### The problem:
The data below should be restated word for word, with every picture omitted.

### Data:

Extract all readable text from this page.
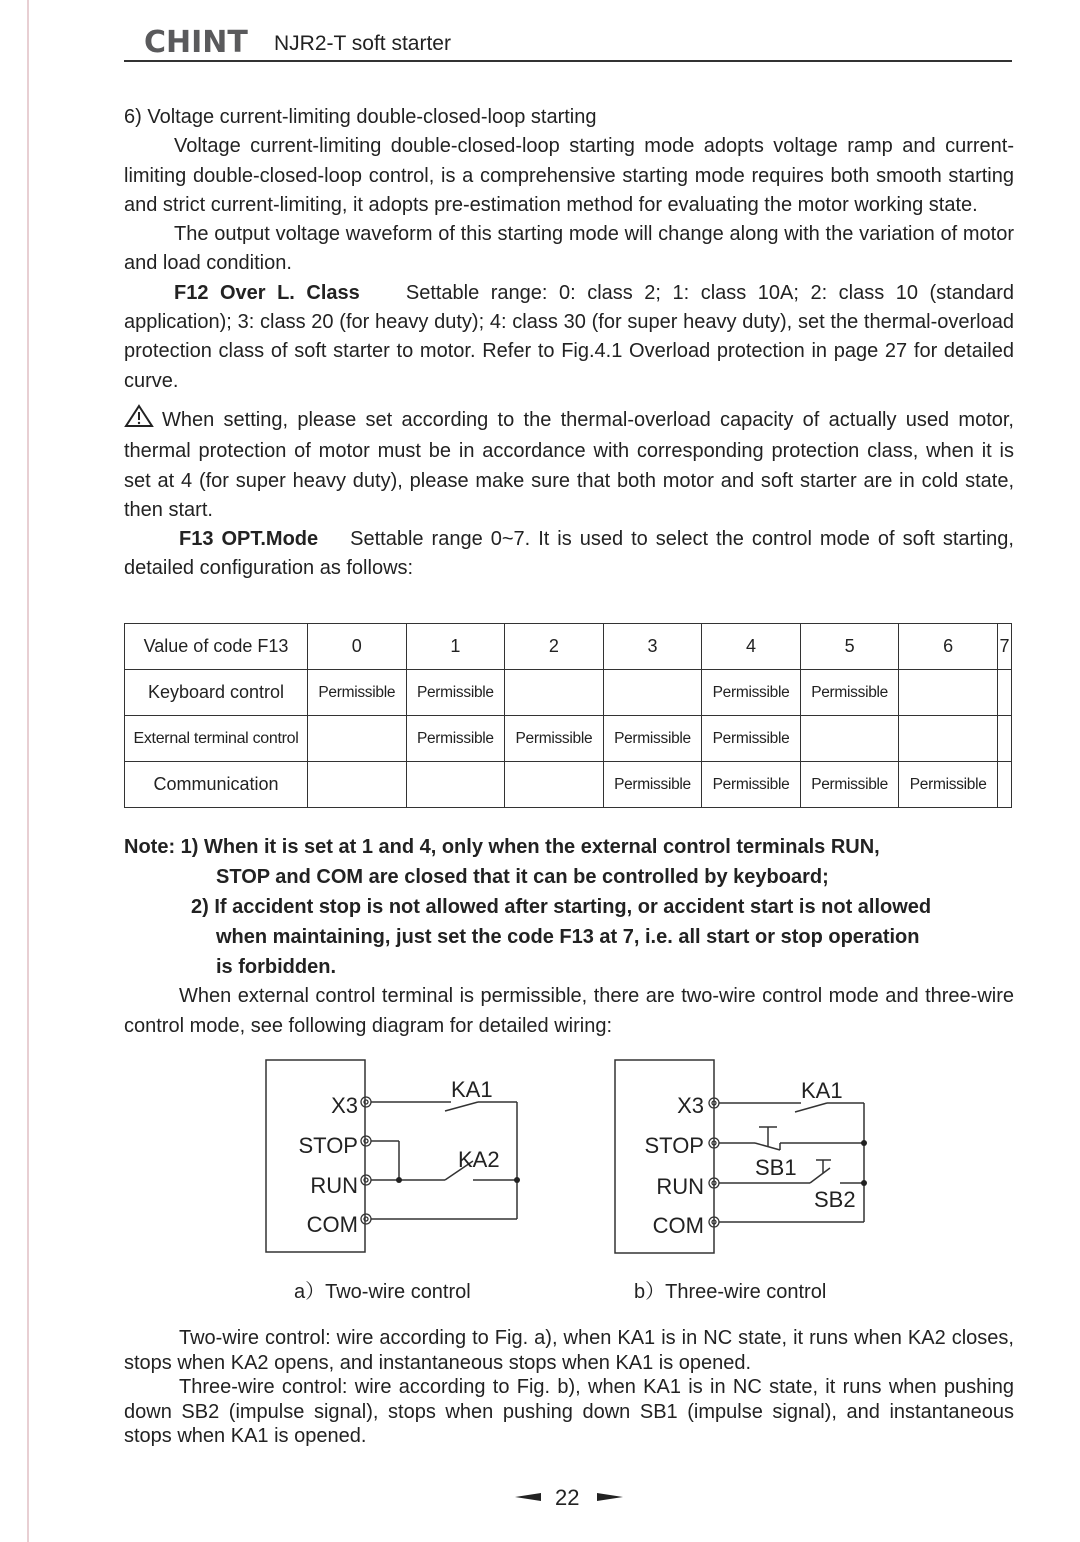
CHINT NJR2-T soft starter

6) Voltage current-limiting double-closed-loop starting

Voltage current-limiting double-closed-loop starting mode adopts voltage ramp and current-limiting double-closed-loop control, is a comprehensive starting mode requires both smooth starting and strict current-limiting, it adopts pre-estimation method for evaluating the motor working state.

The output voltage waveform of this starting mode will change along with the variation of motor and load condition.

F12 Over L. Class Settable range: 0: class 2; 1: class 10A; 2: class 10 (standard application); 3: class 20 (for heavy duty); 4: class 30 (for super heavy duty), set the thermal-overload protection class of soft starter to motor. Refer to Fig.4.1 Overload protection in page 27 for detailed curve.

When setting, please set according to the thermal-overload capacity of actually used motor, thermal protection of motor must be in accordance with corresponding protection class, when it is set at 4 (for super heavy duty), please make sure that both motor and soft starter are in cold state, then start.

F13 OPT.Mode Settable range 0~7. It is used to select the control mode of soft starting, detailed configuration as follows:

Value of code F13	0	1	2	3	4	5	6	7
Keyboard control	Permissible	Permissible			Permissible	Permissible		
External terminal control		Permissible	Permissible	Permissible	Permissible			
Communication				Permissible	Permissible	Permissible	Permissible	
Note: 1) When it is set at 1 and 4, only when the external control terminals RUN,
STOP and COM are closed that it can be controlled by keyboard;
2) If accident stop is not allowed after starting, or accident start is not allowed
when maintaining, just set the code F13 at 7, i.e. all start or stop operation
is forbidden.

When external control terminal is permissible, there are two-wire control mode and three-wire control mode, see following diagram for detailed wiring:

X3
STOP
RUN
COM
KA1
KA2
a）Two-wire control
X3
STOP
RUN
COM
KA1
SB1
SB2
b）Three-wire control

Two-wire control: wire according to Fig. a), when KA1 is in NC state, it runs when KA2 closes, stops when KA2 opens, and instantaneous stops when KA1 is opened.

Three-wire control: wire according to Fig. b), when KA1 is in NC state, it runs when pushing down SB2 (impulse signal), stops when pushing down SB1 (impulse signal), and instantaneous stops when KA1 is opened.

22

### Full output:
Extract all readable text from this page.
CHINT NJR2-T soft starter

6) Voltage current-limiting double-closed-loop starting

Voltage current-limiting double-closed-loop starting mode adopts voltage ramp and current-limiting double-closed-loop control, is a comprehensive starting mode requires both smooth starting and strict current-limiting, it adopts pre-estimation method for evaluating the motor working state.

The output voltage waveform of this starting mode will change along with the variation of motor and load condition.

F12 Over L. Class Settable range: 0: class 2; 1: class 10A; 2: class 10 (standard application); 3: class 20 (for heavy duty); 4: class 30 (for super heavy duty), set the thermal-overload protection class of soft starter to motor. Refer to Fig.4.1 Overload protection in page 27 for detailed curve.

When setting, please set according to the thermal-overload capacity of actually used motor, thermal protection of motor must be in accordance with corresponding protection class, when it is set at 4 (for super heavy duty), please make sure that both motor and soft starter are in cold state, then start.

F13 OPT.Mode Settable range 0~7. It is used to select the control mode of soft starting, detailed configuration as follows:

Value of code F13	0	1	2	3	4	5	6	7
Keyboard control	Permissible	Permissible			Permissible	Permissible		
External terminal control		Permissible	Permissible	Permissible	Permissible			
Communication				Permissible	Permissible	Permissible	Permissible	
Note: 1) When it is set at 1 and 4, only when the external control terminals RUN,
STOP and COM are closed that it can be controlled by keyboard;
2) If accident stop is not allowed after starting, or accident start is not allowed
when maintaining, just set the code F13 at 7, i.e. all start or stop operation
is forbidden.

When external control terminal is permissible, there are two-wire control mode and three-wire control mode, see following diagram for detailed wiring:

X3
STOP
RUN
COM
KA1
KA2
a）Two-wire control
X3
STOP
RUN
COM
KA1
SB1
SB2
b）Three-wire control

Two-wire control: wire according to Fig. a), when KA1 is in NC state, it runs when KA2 closes, stops when KA2 opens, and instantaneous stops when KA1 is opened.

Three-wire control: wire according to Fig. b), when KA1 is in NC state, it runs when pushing down SB2 (impulse signal), stops when pushing down SB1 (impulse signal), and instantaneous stops when KA1 is opened.

22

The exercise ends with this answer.